*Given problem*
Reproduce each line of the records below verbatim.

═════ Records provided ═════

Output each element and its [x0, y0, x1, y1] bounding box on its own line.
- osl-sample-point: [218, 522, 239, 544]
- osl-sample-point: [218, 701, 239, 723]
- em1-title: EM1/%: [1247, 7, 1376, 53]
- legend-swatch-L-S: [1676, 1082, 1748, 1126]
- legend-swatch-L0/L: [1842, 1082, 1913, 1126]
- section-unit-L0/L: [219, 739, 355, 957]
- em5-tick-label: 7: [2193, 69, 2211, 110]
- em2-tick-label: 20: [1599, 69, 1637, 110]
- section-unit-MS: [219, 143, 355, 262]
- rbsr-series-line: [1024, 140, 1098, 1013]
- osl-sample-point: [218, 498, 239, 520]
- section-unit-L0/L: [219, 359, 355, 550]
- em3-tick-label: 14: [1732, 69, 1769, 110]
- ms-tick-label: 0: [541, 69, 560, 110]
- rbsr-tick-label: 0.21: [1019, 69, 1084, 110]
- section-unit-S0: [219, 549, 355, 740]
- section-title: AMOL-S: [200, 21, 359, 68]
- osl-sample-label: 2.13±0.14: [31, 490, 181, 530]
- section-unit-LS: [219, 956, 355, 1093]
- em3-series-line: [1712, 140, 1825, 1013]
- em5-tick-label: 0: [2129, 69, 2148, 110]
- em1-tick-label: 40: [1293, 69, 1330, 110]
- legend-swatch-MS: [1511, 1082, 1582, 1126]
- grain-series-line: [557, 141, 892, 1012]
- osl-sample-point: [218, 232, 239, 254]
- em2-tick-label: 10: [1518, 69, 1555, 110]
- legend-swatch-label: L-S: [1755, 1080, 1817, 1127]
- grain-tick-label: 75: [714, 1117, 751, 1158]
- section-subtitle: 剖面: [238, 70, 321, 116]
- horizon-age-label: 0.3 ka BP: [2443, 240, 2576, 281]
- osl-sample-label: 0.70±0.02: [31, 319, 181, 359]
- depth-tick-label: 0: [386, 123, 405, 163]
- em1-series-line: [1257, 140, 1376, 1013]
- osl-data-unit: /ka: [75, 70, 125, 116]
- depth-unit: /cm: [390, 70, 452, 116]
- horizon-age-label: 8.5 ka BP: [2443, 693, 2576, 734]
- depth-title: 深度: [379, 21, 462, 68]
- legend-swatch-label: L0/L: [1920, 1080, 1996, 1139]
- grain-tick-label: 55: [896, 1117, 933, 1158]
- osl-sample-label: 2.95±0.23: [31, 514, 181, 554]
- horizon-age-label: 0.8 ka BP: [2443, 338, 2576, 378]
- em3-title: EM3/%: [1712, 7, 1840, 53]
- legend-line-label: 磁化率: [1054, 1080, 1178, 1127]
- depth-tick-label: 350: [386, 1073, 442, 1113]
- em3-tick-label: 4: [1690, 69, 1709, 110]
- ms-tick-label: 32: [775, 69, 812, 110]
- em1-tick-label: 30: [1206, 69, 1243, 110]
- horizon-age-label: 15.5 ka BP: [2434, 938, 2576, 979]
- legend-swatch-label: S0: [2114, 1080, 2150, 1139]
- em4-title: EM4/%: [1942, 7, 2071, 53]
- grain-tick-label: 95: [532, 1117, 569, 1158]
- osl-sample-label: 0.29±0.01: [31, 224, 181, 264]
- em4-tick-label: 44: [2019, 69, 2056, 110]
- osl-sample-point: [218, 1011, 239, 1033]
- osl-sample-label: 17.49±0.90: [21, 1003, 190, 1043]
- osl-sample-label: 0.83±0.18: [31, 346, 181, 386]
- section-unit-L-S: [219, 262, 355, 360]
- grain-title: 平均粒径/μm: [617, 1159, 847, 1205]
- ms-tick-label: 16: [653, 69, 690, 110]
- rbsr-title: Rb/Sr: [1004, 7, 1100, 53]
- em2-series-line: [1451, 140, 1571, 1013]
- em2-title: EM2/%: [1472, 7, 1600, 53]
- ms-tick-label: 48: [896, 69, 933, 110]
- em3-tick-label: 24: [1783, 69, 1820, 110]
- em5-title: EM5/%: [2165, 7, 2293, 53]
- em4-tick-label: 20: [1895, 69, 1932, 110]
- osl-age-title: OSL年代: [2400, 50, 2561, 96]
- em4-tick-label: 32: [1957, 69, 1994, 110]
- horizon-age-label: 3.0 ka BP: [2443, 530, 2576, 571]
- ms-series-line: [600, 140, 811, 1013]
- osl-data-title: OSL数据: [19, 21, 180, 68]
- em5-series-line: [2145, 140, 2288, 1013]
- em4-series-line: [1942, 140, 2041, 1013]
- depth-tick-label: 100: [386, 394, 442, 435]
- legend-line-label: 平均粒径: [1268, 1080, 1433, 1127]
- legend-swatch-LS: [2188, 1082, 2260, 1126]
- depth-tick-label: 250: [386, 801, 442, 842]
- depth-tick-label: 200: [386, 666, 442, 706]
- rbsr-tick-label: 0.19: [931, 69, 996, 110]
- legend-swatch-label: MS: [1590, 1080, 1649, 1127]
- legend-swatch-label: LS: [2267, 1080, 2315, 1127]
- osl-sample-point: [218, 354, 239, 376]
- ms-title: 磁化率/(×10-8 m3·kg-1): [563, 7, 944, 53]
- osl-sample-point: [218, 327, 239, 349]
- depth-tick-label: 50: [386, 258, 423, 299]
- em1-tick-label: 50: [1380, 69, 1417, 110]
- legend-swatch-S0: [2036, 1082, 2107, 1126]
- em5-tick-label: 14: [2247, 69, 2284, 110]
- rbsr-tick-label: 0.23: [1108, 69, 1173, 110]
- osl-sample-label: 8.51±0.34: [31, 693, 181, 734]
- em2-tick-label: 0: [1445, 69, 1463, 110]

═════

*Output below*
Output each element and its [x0, y0, x1, y1] bounding box on its own line.
- osl-sample-point: [218, 522, 239, 544]
- osl-sample-point: [218, 701, 239, 723]
- em1-title: EM1/%: [1247, 7, 1376, 53]
- legend-swatch-L-S: [1676, 1082, 1748, 1126]
- legend-swatch-L0/L: [1842, 1082, 1913, 1126]
- section-unit-L0/L: [219, 739, 355, 957]
- em5-tick-label: 7: [2193, 69, 2211, 110]
- em2-tick-label: 20: [1599, 69, 1637, 110]
- section-unit-MS: [219, 143, 355, 262]
- rbsr-series-line: [1024, 140, 1098, 1013]
- osl-sample-point: [218, 498, 239, 520]
- section-unit-L0/L: [219, 359, 355, 550]
- em3-tick-label: 14: [1732, 69, 1769, 110]
- ms-tick-label: 0: [541, 69, 560, 110]
- rbsr-tick-label: 0.21: [1019, 69, 1084, 110]
- section-unit-S0: [219, 549, 355, 740]
- section-title: AMOL-S: [200, 21, 359, 68]
- osl-sample-label: 2.13±0.14: [31, 490, 181, 530]
- section-unit-LS: [219, 956, 355, 1093]
- em3-series-line: [1712, 140, 1825, 1013]
- em5-tick-label: 0: [2129, 69, 2148, 110]
- em1-tick-label: 40: [1293, 69, 1330, 110]
- legend-swatch-MS: [1511, 1082, 1582, 1126]
- grain-series-line: [557, 141, 892, 1012]
- osl-sample-point: [218, 232, 239, 254]
- em2-tick-label: 10: [1518, 69, 1555, 110]
- legend-swatch-label: L-S: [1755, 1080, 1817, 1127]
- grain-tick-label: 75: [714, 1117, 751, 1158]
- section-subtitle: 剖面: [238, 70, 321, 116]
- horizon-age-label: 0.3 ka BP: [2443, 240, 2576, 281]
- osl-sample-label: 0.70±0.02: [31, 319, 181, 359]
- depth-tick-label: 0: [386, 123, 405, 163]
- em1-series-line: [1257, 140, 1376, 1013]
- osl-data-unit: /ka: [75, 70, 125, 116]
- depth-unit: /cm: [390, 70, 452, 116]
- horizon-age-label: 8.5 ka BP: [2443, 693, 2576, 734]
- depth-title: 深度: [379, 21, 462, 68]
- legend-swatch-label: L0/L: [1920, 1080, 1996, 1139]
- grain-tick-label: 55: [896, 1117, 933, 1158]
- osl-sample-label: 2.95±0.23: [31, 514, 181, 554]
- horizon-age-label: 0.8 ka BP: [2443, 338, 2576, 378]
- em3-title: EM3/%: [1712, 7, 1840, 53]
- legend-line-label: 磁化率: [1054, 1080, 1178, 1127]
- depth-tick-label: 350: [386, 1073, 442, 1113]
- em3-tick-label: 4: [1690, 69, 1709, 110]
- ms-tick-label: 32: [775, 69, 812, 110]
- em1-tick-label: 30: [1206, 69, 1243, 110]
- horizon-age-label: 15.5 ka BP: [2434, 938, 2576, 979]
- legend-swatch-label: S0: [2114, 1080, 2150, 1139]
- em4-title: EM4/%: [1942, 7, 2071, 53]
- grain-tick-label: 95: [532, 1117, 569, 1158]
- osl-sample-label: 0.29±0.01: [31, 224, 181, 264]
- em4-tick-label: 44: [2019, 69, 2056, 110]
- osl-sample-point: [218, 1011, 239, 1033]
- osl-sample-label: 17.49±0.90: [21, 1003, 190, 1043]
- osl-sample-label: 0.83±0.18: [31, 346, 181, 386]
- section-unit-L-S: [219, 262, 355, 360]
- grain-title: 平均粒径/μm: [617, 1159, 847, 1205]
- ms-tick-label: 16: [653, 69, 690, 110]
- rbsr-title: Rb/Sr: [1004, 7, 1100, 53]
- em2-series-line: [1451, 140, 1571, 1013]
- em2-title: EM2/%: [1472, 7, 1600, 53]
- ms-tick-label: 48: [896, 69, 933, 110]
- em3-tick-label: 24: [1783, 69, 1820, 110]
- em5-title: EM5/%: [2165, 7, 2293, 53]
- em4-tick-label: 20: [1895, 69, 1932, 110]
- osl-age-title: OSL年代: [2400, 50, 2561, 96]
- em4-tick-label: 32: [1957, 69, 1994, 110]
- horizon-age-label: 3.0 ka BP: [2443, 530, 2576, 571]
- ms-series-line: [600, 140, 811, 1013]
- osl-data-title: OSL数据: [19, 21, 180, 68]
- em5-series-line: [2145, 140, 2288, 1013]
- em4-series-line: [1942, 140, 2041, 1013]
- depth-tick-label: 100: [386, 394, 442, 435]
- legend-line-label: 平均粒径: [1268, 1080, 1433, 1127]
- legend-swatch-LS: [2188, 1082, 2260, 1126]
- depth-tick-label: 250: [386, 801, 442, 842]
- depth-tick-label: 200: [386, 666, 442, 706]
- rbsr-tick-label: 0.19: [931, 69, 996, 110]
- legend-swatch-label: MS: [1590, 1080, 1649, 1127]
- legend-swatch-label: LS: [2267, 1080, 2315, 1127]
- osl-sample-point: [218, 354, 239, 376]
- ms-title: 磁化率/(×10-8 m3·kg-1): [563, 7, 944, 53]
- osl-sample-point: [218, 327, 239, 349]
- depth-tick-label: 50: [386, 258, 423, 299]
- em1-tick-label: 50: [1380, 69, 1417, 110]
- legend-swatch-S0: [2036, 1082, 2107, 1126]
- em5-tick-label: 14: [2247, 69, 2284, 110]
- rbsr-tick-label: 0.23: [1108, 69, 1173, 110]
- osl-sample-label: 8.51±0.34: [31, 693, 181, 734]
- em2-tick-label: 0: [1445, 69, 1463, 110]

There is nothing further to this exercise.